------ Items

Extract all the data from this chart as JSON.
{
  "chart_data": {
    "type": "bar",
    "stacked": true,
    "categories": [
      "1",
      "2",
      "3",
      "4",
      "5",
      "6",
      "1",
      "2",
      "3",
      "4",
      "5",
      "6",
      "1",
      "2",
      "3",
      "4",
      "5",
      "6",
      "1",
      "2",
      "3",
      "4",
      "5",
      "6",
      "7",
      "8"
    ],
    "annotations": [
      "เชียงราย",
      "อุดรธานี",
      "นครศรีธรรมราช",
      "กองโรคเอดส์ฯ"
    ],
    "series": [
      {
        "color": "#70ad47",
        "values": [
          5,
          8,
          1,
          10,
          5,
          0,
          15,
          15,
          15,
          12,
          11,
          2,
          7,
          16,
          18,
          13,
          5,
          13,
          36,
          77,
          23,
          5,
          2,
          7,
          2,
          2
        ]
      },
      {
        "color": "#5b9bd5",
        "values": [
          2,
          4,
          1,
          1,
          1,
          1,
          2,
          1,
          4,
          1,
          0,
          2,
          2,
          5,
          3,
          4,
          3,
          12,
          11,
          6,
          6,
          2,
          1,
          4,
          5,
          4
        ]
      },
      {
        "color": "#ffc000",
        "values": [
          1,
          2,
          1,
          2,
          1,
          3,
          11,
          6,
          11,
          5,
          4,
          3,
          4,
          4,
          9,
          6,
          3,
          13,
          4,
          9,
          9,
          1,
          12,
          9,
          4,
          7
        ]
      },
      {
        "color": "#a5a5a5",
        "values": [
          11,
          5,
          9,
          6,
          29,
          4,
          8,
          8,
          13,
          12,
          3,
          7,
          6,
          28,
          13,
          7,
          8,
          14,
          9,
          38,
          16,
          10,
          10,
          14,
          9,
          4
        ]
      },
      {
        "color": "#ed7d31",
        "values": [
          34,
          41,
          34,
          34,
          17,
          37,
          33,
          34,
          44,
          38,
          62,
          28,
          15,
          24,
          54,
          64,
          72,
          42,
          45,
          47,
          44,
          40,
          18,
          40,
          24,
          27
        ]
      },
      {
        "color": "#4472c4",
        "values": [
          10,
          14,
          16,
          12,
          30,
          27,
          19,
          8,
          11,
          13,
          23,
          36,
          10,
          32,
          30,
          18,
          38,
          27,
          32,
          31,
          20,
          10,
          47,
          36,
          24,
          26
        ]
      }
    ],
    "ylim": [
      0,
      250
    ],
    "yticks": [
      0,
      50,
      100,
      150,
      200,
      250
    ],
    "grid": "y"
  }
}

------------

# Requirements
Copy each line of the data above that holds "color".

# Response to the exercise
        "color": "#70ad47",
        "color": "#5b9bd5",
        "color": "#ffc000",
        "color": "#a5a5a5",
        "color": "#ed7d31",
        "color": "#4472c4",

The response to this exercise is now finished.